#### Task requirements
In the entries below, find the lines that contain the word "gambar" and copy them.

# START OF Input records

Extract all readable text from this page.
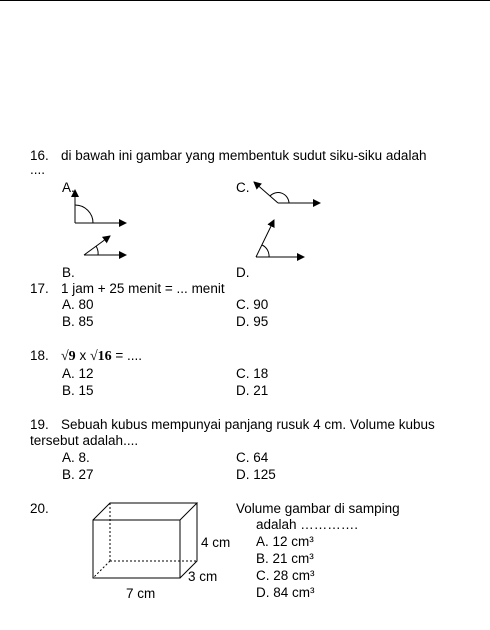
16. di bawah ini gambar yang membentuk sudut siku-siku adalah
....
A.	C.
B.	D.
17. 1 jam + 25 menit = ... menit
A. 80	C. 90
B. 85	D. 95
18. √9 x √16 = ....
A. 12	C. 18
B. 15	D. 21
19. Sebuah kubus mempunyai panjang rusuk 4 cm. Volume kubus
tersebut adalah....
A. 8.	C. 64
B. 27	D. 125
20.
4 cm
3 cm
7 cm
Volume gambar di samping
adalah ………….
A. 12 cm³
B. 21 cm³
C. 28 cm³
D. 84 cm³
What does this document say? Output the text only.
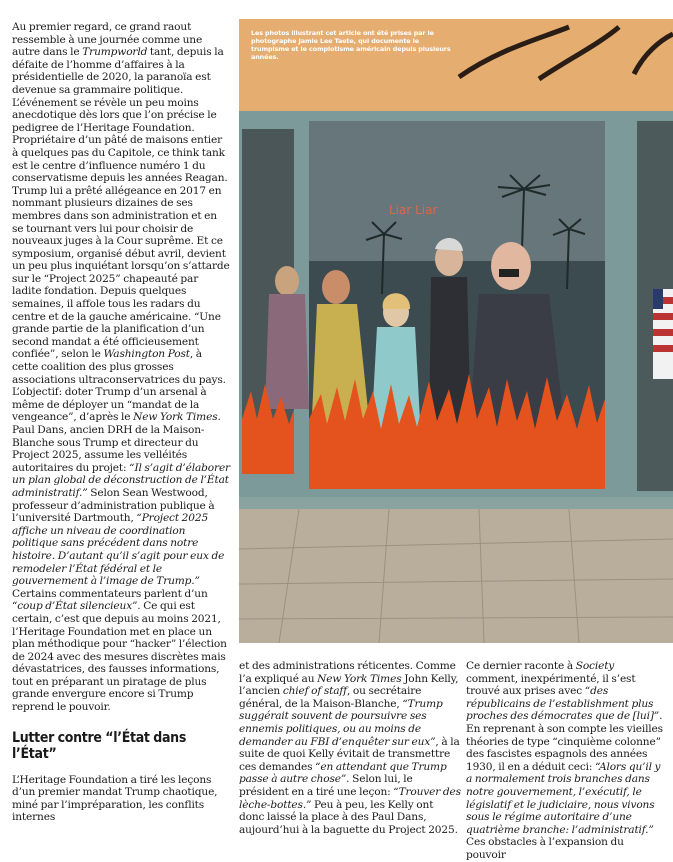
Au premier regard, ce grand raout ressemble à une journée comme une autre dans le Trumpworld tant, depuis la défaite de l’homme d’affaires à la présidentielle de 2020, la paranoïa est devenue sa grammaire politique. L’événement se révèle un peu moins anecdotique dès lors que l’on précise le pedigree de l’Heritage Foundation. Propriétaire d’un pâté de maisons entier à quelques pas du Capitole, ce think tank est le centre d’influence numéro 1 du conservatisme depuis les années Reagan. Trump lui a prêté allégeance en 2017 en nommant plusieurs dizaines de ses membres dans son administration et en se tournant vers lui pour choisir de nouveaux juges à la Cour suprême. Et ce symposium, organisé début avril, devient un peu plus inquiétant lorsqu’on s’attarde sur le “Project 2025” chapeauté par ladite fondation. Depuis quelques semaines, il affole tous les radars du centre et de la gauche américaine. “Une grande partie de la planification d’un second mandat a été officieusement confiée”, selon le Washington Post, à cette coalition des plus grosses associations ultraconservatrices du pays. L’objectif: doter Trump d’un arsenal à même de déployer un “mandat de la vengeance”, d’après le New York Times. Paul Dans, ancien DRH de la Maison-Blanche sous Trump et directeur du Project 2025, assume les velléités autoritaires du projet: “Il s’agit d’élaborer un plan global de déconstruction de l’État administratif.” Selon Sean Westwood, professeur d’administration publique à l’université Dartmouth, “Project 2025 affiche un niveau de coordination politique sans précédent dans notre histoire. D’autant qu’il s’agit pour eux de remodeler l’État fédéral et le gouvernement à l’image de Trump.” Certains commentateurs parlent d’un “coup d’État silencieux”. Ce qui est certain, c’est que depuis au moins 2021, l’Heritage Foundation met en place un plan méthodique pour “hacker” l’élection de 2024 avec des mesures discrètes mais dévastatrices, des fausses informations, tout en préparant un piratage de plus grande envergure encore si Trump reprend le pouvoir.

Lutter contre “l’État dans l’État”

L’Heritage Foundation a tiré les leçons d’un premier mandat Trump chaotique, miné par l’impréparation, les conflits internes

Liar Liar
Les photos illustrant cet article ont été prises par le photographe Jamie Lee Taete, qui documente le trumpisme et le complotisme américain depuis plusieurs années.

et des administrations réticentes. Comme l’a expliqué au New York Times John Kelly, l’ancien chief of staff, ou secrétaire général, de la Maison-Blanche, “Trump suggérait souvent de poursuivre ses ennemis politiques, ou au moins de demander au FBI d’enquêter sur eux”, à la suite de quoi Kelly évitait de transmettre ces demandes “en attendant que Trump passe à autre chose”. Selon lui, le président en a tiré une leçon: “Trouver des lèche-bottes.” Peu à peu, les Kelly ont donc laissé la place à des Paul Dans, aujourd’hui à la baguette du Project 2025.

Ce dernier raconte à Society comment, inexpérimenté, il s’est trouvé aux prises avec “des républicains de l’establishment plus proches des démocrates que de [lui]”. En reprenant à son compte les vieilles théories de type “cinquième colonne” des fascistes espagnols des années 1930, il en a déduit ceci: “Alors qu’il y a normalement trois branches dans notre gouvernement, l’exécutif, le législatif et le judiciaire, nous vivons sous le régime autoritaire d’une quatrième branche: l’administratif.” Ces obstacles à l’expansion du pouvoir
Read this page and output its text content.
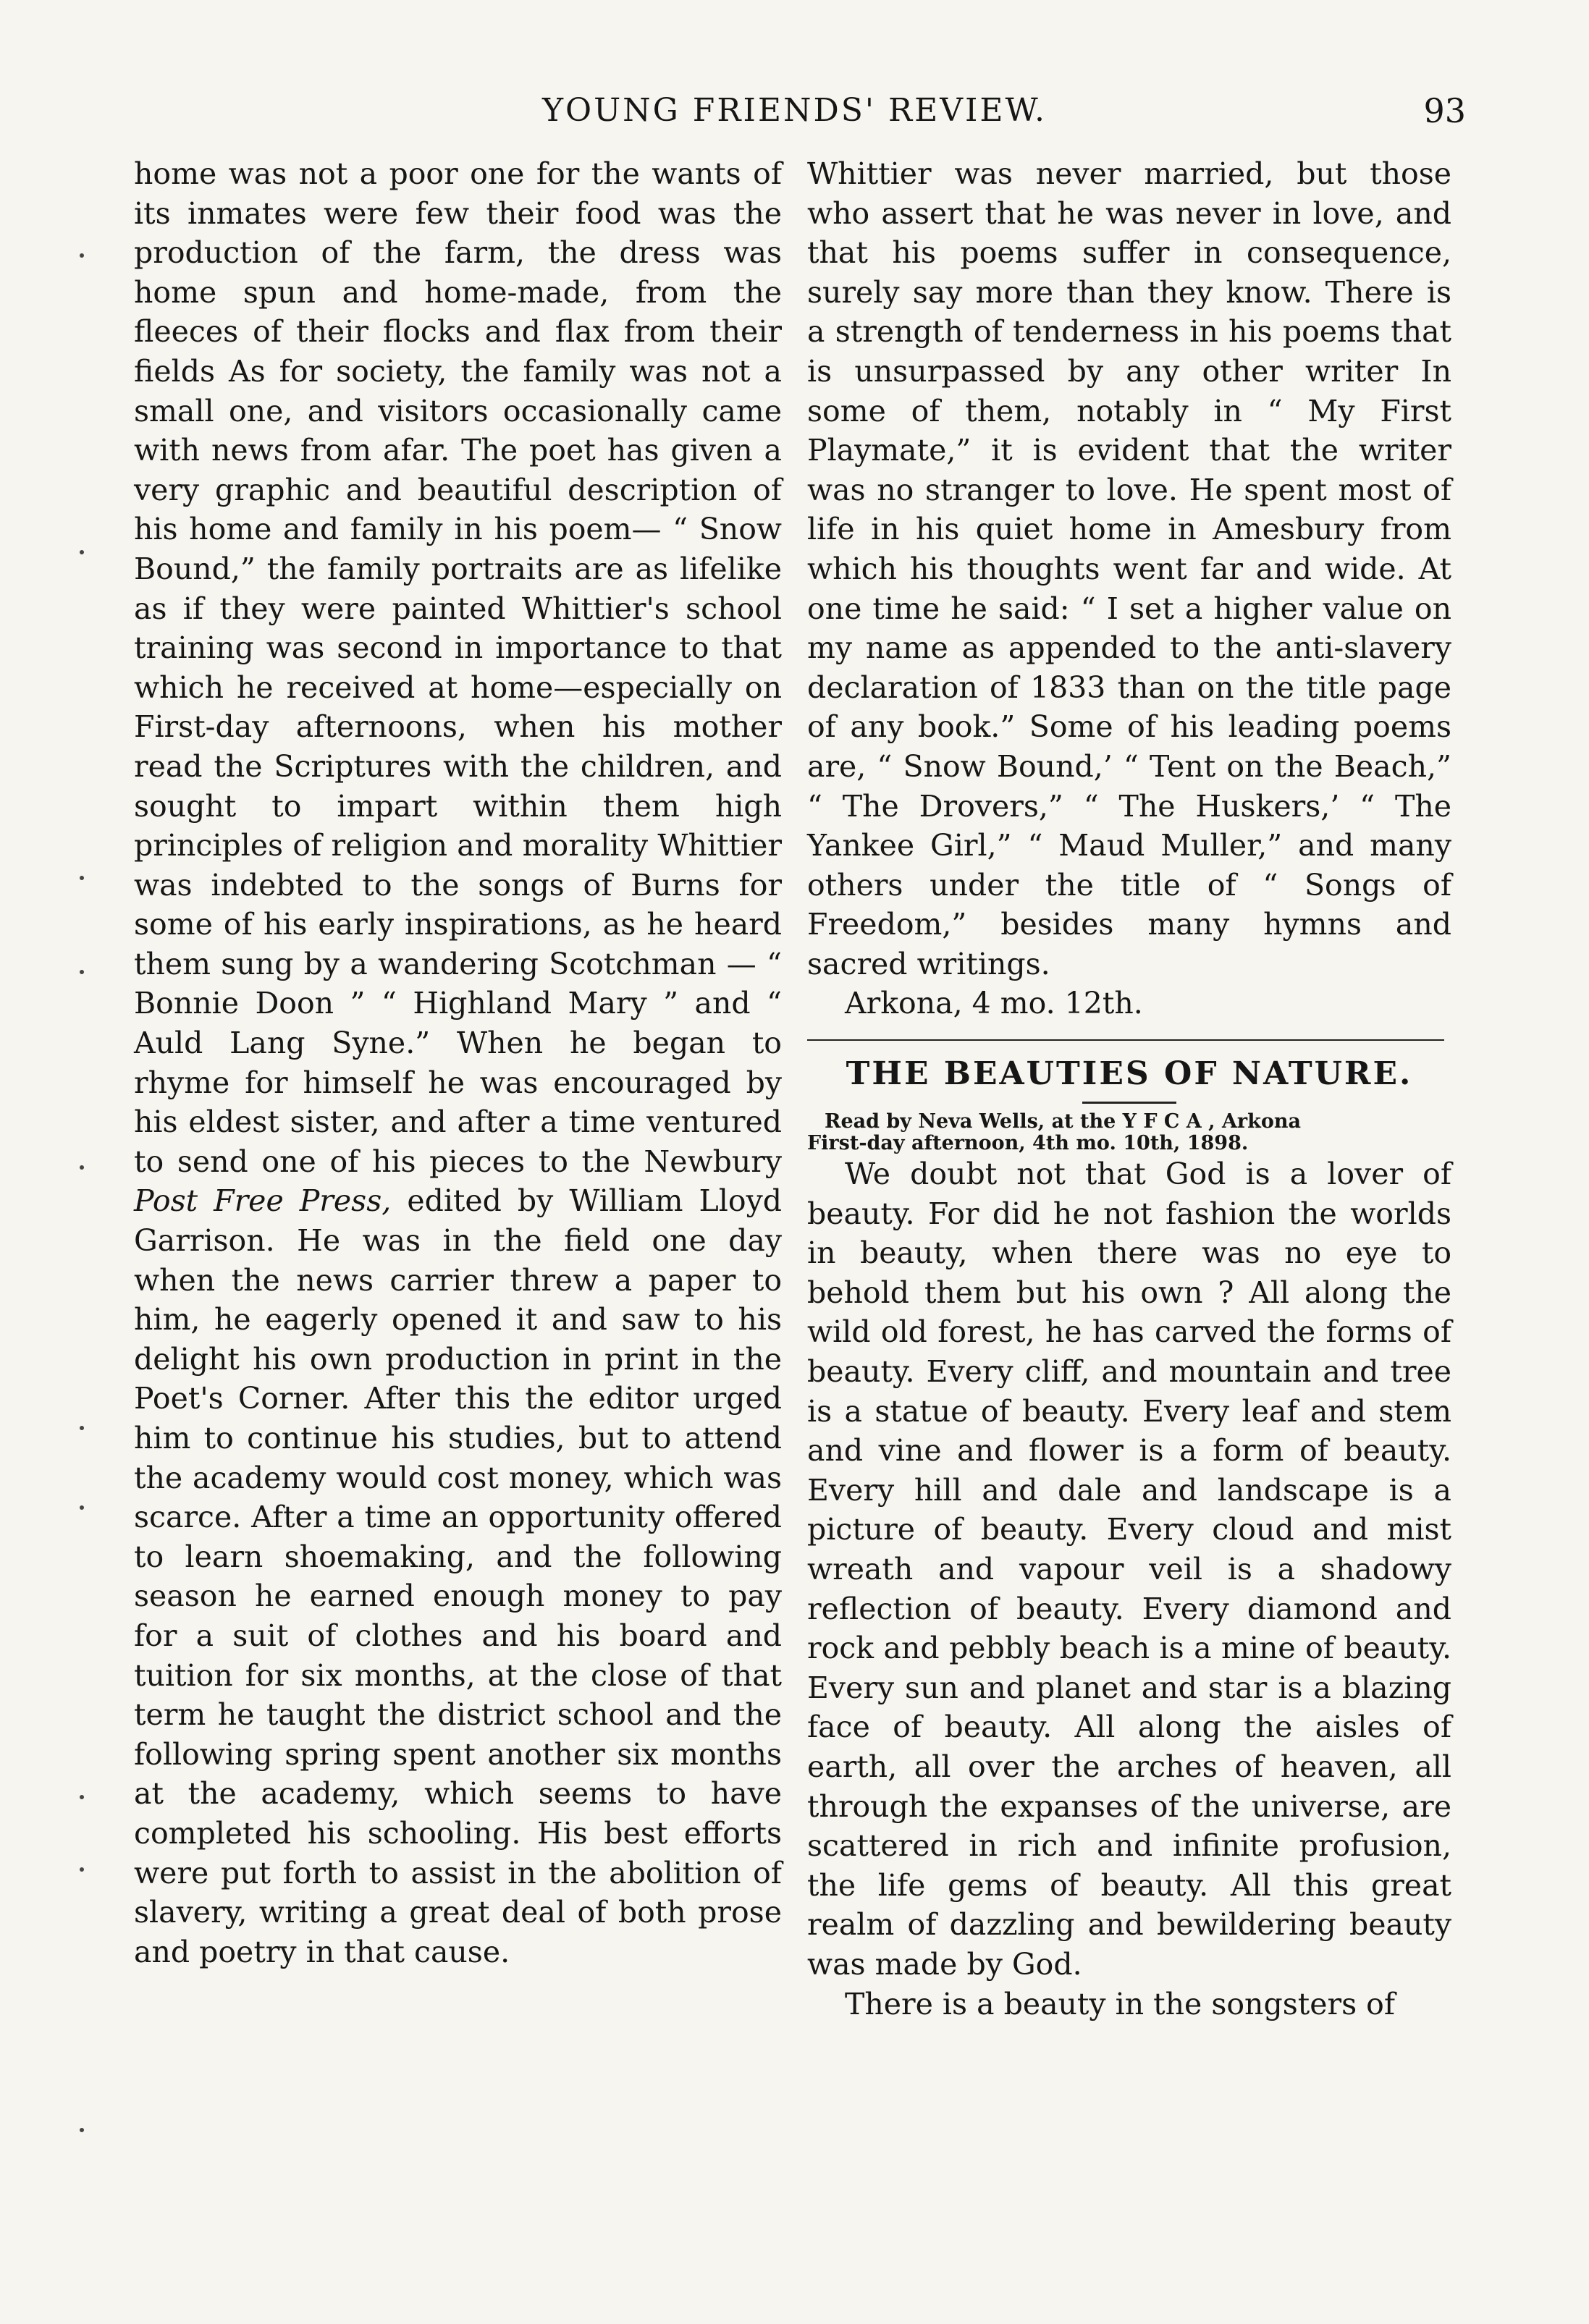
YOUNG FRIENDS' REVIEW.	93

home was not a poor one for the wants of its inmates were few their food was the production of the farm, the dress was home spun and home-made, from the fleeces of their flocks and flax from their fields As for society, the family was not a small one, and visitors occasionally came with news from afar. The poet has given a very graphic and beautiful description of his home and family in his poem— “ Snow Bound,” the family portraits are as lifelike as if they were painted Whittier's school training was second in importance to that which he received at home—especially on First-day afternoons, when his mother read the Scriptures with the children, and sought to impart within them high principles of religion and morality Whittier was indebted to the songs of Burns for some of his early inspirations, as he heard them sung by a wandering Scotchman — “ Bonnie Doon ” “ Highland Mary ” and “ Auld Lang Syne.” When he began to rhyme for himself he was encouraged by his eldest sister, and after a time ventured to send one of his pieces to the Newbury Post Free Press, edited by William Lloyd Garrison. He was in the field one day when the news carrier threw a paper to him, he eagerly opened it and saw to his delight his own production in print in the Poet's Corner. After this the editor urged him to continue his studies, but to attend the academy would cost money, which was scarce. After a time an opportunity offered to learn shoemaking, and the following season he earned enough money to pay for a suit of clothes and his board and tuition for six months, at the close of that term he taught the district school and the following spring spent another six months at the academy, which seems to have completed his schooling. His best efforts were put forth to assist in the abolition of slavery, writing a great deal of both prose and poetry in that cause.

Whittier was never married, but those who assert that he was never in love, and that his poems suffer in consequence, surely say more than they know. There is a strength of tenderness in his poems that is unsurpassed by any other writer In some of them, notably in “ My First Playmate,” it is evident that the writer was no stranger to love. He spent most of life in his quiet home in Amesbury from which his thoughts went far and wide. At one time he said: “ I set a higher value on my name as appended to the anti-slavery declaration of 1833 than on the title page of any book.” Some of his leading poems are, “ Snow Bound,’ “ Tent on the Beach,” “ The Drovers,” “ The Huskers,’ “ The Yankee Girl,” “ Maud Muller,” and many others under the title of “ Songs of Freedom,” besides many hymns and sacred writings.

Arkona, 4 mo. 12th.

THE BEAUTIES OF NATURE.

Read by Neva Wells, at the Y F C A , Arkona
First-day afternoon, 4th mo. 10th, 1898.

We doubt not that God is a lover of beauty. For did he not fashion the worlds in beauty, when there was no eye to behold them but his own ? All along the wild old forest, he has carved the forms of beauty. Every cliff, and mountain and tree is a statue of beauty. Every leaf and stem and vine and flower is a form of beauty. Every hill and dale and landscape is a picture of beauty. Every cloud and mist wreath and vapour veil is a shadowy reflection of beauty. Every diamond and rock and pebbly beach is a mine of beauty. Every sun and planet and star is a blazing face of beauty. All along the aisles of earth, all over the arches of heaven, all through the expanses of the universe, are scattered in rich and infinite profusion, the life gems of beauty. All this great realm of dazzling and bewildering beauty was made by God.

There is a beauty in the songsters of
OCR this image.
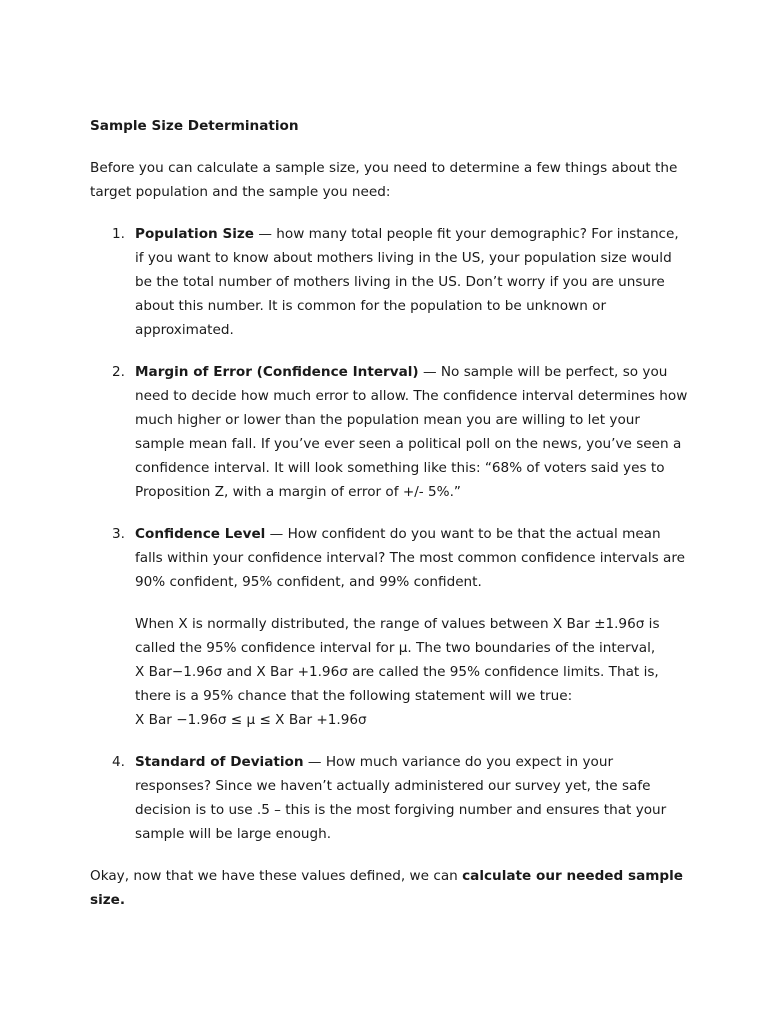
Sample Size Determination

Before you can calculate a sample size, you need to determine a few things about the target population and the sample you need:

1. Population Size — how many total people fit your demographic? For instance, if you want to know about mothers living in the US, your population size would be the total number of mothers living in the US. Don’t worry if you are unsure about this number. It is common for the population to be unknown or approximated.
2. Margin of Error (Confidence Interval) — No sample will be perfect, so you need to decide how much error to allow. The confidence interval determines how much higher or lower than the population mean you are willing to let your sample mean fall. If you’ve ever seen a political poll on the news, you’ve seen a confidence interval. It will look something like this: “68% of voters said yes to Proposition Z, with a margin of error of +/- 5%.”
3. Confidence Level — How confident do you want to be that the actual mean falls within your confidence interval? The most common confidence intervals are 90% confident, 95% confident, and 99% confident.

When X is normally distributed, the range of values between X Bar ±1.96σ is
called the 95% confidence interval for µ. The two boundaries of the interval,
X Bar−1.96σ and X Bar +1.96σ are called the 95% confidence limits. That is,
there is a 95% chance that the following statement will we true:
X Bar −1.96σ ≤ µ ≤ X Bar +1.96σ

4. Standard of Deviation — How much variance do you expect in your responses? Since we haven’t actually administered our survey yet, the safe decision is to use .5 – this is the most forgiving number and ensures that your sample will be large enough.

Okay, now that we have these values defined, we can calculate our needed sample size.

# END OF Input records

#### Finished exercise
16. di bawah ini gambar yang membentuk sudut siku-siku adalah
Volume gambar di samping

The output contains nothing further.